27 febbraio 2018

VIVERE DI QUANTO BASTA

Un’intervista al Presidente di Fondazione Cariplo Giuseppe Guzzetti


Presidente Guzzetti, inizio quest’intervista sul vostro progetto per Milano “Qu.bì, quanto basta, la ricetta contro la povertà infantile” dicendole che mi è molto piaciuto il “quanto basta” perché ritengo sia importante riflettere su come sarebbe diversa la ridistribuzione delle risorse e anche delle opportunità se ognuno di noi vivesse di “quanto basta”. Intravedo quindi in questo progetto, e io personalmente apprezzo, l’indicazione di un’etica oltre che di un modello di sviluppo. Ci può raccontare quale intuizione, quali situazioni di vita osservate vi hanno mosso?

05ponzini08FB“Qu.bì, quanto basta, la ricetta contro la povertà infantile”, è un progetto dedicato a circa 20000 bambini che a Milano non hanno un’alimentazione sufficiente, in pratica “fanno la fame”, nel senso che realmente non mangiano abbastanza. Abbiamo voluto usare termini positivi per affrontare questo problema perché anche il linguaggio nella comunicazione ha un senso, non volevamo sottolineare la tragedia, anche se di tragedia si tratta: è lo stile di Fondazione Cariplo, intervenire senza fare ulteriori danni con un approccio troppo sensazionalistico, che finisce per frustrare ancora di più le famiglie che si trovano in queste condizioni. Le povertà che generano fame, esclusione, miseria, si possono combattere e sconfiggere se affrontate nel modo giusto.

Tutto nacque in un tardo pomeriggio dell’autunno 2016. Un giornale riportava i dati e le stime del fenomeno forniti dalla Caritas di Milano: lessi che c’erano migliaia di bambini che vivevano in povertà, non ci potevo credere. Convocai immediatamente i nostri collaboratori e chiesi loro di studiare un progetto per risolvere il problema. Il 16 dicembre, due mesi dopo, in occasione delle celebrazioni per il venticinquesimo compleanno di Fondazione Cariplo, il progetto era pronto e lo presentammo davanti a 400 persone, coinvolgendo da subito Comune di Milano, Caritas e Banco Alimentare. Abbiamo stimato che serviranno 25 milioni di euro: 12 milioni di euro li ha messi subito a disposizione Fondazione Cariplo, 5 milioni Fondazione Vismara, 3 milioni Intesa San Paolo, 300.000 euro Fondazione Fiera. Ora dovremo raccogliere altri 4,7 milioni di euro con l’apporto di aziende e di persone comuni: il progetto ha programmazione triennale. Lo abbiamo fatto perché riteniamo che occorra attivare la sensibilità di tutti, provvedere da soli non avrebbe avuto senso, questo è un problema di cui deve farsi carico l’intera città, chi la vive e chi ne trae ricchezza.

Esercizi ▸
- A) Trascrivi dal testo fornito tutto il passo che va da "Un’intervista al Presidente" fino a "vi hanno mosso?".
- B) Nelle voci, dall'inizio fino alla riga che contiene "app-window: 修罗模拟小精灵 ✕" compresa, rinomina "check-icon" in "tick-icon" e riporta soltanto quelle righe, senza altre modifiche.
Il testo e le voci che seguono non hanno alcun legame tra loro.

Dati dell'esercizio ▸
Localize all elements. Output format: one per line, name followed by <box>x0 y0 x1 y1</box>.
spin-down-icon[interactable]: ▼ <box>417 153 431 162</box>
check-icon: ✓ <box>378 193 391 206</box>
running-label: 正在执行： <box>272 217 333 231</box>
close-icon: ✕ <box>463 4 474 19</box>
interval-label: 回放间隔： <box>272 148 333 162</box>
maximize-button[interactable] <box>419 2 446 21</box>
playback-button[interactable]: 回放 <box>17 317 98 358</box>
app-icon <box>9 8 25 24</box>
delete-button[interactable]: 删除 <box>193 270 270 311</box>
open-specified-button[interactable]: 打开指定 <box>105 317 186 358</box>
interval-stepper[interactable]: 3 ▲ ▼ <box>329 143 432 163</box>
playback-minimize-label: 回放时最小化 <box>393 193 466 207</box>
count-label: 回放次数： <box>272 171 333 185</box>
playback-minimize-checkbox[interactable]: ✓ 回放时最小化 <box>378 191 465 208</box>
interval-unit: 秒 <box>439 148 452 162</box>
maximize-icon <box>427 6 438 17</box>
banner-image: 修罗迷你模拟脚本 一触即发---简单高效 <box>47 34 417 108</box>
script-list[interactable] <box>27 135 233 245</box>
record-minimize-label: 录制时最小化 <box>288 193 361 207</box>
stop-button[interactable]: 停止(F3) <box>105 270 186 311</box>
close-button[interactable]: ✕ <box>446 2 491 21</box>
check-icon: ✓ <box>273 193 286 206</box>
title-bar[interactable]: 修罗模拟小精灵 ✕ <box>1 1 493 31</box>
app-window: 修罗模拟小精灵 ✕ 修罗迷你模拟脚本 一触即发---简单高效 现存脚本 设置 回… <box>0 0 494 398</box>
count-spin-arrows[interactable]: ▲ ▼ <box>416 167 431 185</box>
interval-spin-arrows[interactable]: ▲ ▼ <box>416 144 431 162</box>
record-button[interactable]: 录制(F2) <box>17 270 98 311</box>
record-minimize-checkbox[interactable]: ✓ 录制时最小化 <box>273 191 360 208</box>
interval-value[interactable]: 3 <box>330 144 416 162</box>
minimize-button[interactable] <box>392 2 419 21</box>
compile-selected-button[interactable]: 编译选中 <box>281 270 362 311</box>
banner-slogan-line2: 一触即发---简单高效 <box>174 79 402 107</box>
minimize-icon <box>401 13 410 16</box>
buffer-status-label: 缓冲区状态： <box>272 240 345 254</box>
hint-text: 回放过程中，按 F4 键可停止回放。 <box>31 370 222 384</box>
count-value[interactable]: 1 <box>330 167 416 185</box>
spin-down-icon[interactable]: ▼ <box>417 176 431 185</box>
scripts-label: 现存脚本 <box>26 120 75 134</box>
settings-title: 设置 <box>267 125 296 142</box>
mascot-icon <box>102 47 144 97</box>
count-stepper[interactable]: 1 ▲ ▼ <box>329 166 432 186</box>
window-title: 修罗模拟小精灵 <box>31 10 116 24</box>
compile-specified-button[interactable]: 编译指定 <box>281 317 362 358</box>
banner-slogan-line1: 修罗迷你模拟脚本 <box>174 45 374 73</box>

Risposte agli esercizi ▸
- A)
Un’intervista al Presidente di Fondazione Cariplo Giuseppe Guzzetti


Presidente Guzzetti, inizio quest’intervista sul vostro progetto per Milano “Qu.bì, quanto basta, la ricetta contro la povertà infantile” dicendole che mi è molto piaciuto il “quanto basta” perché ritengo sia importante riflettere su come sarebbe diversa la ridistribuzione delle risorse e anche delle opportunità se ognuno di noi vivesse di “quanto basta”. Intravedo quindi in questo progetto, e io personalmente apprezzo, l’indicazione di un’etica oltre che di un modello di sviluppo. Ci può raccontare quale intuizione, quali situazioni di vita osservate vi hanno mosso?

- B)
Localize all elements. Output format: one per line, name followed by <box>x0 y0 x1 y1</box>.
spin-down-icon[interactable]: ▼ <box>417 153 431 162</box>
tick-icon: ✓ <box>378 193 391 206</box>
running-label: 正在执行： <box>272 217 333 231</box>
close-icon: ✕ <box>463 4 474 19</box>
interval-label: 回放间隔： <box>272 148 333 162</box>
maximize-button[interactable] <box>419 2 446 21</box>
playback-button[interactable]: 回放 <box>17 317 98 358</box>
app-icon <box>9 8 25 24</box>
delete-button[interactable]: 删除 <box>193 270 270 311</box>
open-specified-button[interactable]: 打开指定 <box>105 317 186 358</box>
interval-stepper[interactable]: 3 ▲ ▼ <box>329 143 432 163</box>
playback-minimize-label: 回放时最小化 <box>393 193 466 207</box>
count-label: 回放次数： <box>272 171 333 185</box>
playback-minimize-checkbox[interactable]: ✓ 回放时最小化 <box>378 191 465 208</box>
interval-unit: 秒 <box>439 148 452 162</box>
maximize-icon <box>427 6 438 17</box>
banner-image: 修罗迷你模拟脚本 一触即发---简单高效 <box>47 34 417 108</box>
script-list[interactable] <box>27 135 233 245</box>
record-minimize-label: 录制时最小化 <box>288 193 361 207</box>
stop-button[interactable]: 停止(F3) <box>105 270 186 311</box>
close-button[interactable]: ✕ <box>446 2 491 21</box>
tick-icon: ✓ <box>273 193 286 206</box>
title-bar[interactable]: 修罗模拟小精灵 ✕ <box>1 1 493 31</box>
app-window: 修罗模拟小精灵 ✕ 修罗迷你模拟脚本 一触即发---简单高效 现存脚本 设置 回… <box>0 0 494 398</box>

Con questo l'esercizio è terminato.